TASK DESCRIPTION = Report how many lines contain "ylabel". The answer is a single number.

EXTRACTED RECORDS =
================

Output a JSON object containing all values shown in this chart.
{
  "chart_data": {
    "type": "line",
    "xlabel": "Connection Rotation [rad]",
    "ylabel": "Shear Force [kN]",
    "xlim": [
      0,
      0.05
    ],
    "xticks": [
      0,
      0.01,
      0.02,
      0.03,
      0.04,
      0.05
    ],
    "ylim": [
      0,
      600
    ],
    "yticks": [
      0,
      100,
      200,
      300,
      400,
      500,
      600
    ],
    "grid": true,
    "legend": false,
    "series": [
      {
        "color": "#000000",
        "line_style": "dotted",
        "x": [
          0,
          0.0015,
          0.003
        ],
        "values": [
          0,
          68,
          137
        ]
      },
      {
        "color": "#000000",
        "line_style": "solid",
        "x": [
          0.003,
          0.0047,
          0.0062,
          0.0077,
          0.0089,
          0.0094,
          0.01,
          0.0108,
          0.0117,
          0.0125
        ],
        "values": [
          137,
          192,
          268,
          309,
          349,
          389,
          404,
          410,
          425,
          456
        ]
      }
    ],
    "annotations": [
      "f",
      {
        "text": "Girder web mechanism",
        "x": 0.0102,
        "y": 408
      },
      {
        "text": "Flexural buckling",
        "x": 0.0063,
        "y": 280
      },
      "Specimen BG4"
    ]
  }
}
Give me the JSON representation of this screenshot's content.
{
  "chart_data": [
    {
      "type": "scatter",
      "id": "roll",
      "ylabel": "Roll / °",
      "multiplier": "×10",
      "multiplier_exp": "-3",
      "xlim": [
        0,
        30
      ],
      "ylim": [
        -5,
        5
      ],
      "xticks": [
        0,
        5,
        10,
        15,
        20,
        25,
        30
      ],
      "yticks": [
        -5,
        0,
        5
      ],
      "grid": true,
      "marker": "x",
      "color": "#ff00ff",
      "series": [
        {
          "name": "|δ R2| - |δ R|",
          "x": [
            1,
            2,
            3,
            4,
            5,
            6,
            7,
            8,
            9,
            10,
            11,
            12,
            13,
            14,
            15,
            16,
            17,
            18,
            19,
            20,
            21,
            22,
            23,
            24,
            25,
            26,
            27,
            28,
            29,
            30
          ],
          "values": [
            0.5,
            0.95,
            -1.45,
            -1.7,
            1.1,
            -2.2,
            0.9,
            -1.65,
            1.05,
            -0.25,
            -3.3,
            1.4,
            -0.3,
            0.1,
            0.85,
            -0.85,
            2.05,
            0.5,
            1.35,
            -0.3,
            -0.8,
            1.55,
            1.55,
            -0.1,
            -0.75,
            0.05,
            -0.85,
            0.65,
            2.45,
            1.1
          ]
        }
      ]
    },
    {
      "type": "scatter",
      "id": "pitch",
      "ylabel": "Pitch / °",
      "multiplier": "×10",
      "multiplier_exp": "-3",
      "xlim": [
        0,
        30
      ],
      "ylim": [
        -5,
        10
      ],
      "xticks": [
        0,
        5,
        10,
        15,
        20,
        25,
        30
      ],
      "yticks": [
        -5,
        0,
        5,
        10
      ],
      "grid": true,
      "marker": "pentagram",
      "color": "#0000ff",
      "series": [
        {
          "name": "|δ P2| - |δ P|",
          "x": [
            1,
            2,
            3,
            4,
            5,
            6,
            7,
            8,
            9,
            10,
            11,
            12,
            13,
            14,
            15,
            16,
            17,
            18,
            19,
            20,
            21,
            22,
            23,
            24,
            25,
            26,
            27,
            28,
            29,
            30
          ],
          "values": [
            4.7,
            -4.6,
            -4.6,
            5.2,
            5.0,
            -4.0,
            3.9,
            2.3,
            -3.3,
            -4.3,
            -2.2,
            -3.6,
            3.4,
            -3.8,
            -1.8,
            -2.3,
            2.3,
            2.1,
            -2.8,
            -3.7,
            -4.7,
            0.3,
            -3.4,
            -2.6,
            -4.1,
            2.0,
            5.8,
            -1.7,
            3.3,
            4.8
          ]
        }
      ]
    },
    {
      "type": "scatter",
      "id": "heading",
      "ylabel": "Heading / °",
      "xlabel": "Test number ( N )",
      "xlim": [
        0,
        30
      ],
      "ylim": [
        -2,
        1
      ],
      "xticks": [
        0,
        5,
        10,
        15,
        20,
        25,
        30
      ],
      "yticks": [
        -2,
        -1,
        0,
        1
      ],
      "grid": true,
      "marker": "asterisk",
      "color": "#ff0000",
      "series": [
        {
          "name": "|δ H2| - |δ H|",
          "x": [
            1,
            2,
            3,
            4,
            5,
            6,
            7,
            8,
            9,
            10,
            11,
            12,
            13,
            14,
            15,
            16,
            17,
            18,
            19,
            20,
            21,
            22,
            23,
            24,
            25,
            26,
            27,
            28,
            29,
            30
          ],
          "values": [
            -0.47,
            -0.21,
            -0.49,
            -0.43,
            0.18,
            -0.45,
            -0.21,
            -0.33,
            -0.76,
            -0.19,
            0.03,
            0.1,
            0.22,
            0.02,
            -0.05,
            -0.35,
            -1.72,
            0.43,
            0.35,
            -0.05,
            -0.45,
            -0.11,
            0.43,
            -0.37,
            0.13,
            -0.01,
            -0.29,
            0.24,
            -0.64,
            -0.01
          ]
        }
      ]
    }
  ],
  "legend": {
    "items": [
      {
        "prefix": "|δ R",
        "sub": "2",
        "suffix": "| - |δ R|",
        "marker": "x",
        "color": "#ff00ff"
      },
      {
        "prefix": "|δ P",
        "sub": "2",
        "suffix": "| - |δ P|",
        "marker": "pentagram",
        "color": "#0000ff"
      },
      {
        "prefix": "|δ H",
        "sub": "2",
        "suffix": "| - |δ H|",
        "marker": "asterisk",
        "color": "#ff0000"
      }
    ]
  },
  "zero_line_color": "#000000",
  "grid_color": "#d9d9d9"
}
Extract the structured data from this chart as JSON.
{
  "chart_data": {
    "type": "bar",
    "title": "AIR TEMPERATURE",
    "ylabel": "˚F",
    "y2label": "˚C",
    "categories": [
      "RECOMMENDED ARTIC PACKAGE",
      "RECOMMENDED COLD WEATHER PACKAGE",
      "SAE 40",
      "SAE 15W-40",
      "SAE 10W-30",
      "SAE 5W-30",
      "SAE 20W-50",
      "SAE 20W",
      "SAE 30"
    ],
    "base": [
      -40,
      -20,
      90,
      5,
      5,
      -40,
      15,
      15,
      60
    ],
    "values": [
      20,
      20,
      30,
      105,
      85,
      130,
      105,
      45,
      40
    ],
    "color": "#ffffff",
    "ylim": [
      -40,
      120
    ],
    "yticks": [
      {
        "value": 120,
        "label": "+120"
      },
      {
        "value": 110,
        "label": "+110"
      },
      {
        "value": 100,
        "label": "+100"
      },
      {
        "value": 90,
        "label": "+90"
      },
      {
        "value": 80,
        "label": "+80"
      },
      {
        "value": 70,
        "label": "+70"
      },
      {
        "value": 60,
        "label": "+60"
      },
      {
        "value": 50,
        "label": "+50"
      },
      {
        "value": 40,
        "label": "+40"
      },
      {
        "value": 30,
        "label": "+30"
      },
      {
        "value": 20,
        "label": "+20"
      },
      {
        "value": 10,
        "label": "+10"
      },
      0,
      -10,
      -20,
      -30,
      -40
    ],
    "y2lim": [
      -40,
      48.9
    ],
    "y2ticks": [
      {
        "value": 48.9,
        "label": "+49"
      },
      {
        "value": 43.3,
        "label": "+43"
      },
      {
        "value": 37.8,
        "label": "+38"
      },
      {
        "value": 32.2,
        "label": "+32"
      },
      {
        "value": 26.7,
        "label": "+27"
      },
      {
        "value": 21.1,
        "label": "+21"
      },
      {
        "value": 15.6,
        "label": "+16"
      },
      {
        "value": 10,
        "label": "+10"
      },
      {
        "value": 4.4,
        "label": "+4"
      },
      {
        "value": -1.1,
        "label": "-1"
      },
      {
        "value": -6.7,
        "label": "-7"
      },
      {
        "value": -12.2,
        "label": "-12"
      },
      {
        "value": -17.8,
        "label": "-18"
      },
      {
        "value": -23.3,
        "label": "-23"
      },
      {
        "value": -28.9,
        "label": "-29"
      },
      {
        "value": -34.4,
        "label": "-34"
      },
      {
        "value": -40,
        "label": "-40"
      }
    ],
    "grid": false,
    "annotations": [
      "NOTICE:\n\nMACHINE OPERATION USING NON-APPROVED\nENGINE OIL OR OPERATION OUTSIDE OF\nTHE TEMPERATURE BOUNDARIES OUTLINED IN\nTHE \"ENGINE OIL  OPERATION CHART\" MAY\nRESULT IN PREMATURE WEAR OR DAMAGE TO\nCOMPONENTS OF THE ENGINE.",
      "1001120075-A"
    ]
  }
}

================

ANSWER FOR THIS EXERCISE = 5